>> Begin Excerpted records

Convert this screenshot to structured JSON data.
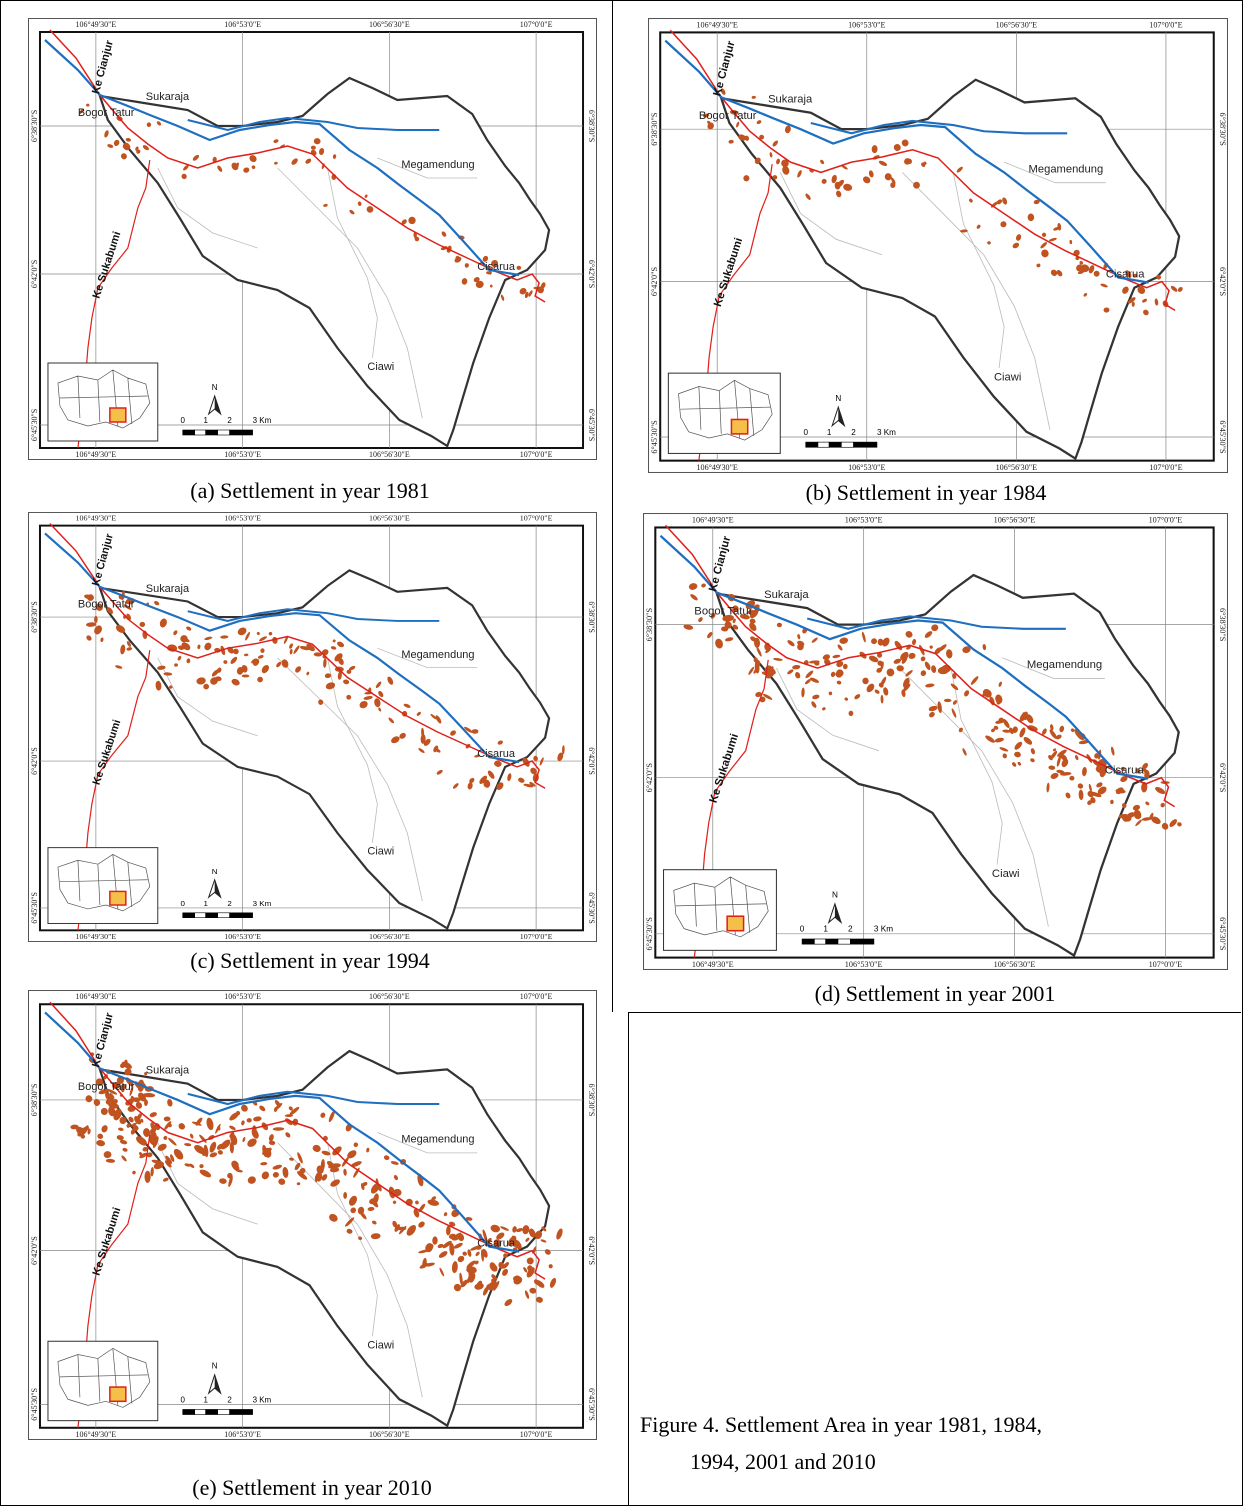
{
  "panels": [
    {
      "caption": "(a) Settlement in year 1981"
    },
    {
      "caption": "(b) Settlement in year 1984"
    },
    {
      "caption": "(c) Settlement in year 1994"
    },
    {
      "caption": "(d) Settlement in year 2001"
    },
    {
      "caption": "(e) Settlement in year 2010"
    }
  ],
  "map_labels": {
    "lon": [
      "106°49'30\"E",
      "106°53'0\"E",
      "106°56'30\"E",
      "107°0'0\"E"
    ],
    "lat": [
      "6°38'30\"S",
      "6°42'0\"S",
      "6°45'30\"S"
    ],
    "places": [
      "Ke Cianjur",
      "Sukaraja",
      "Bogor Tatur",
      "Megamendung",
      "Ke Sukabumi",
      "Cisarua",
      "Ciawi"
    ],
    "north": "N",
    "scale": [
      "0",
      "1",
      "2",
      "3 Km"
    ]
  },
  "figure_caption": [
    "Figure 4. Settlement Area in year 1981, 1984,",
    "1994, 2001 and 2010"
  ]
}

>> End Excerpted records

| Your goal |
Return every line above in which the string "year" occurs.

| The completed task |
      "caption": "(a) Settlement in year 1981"
      "caption": "(b) Settlement in year 1984"
      "caption": "(c) Settlement in year 1994"
      "caption": "(d) Settlement in year 2001"
      "caption": "(e) Settlement in year 2010"
    "Figure 4. Settlement Area in year 1981, 1984,",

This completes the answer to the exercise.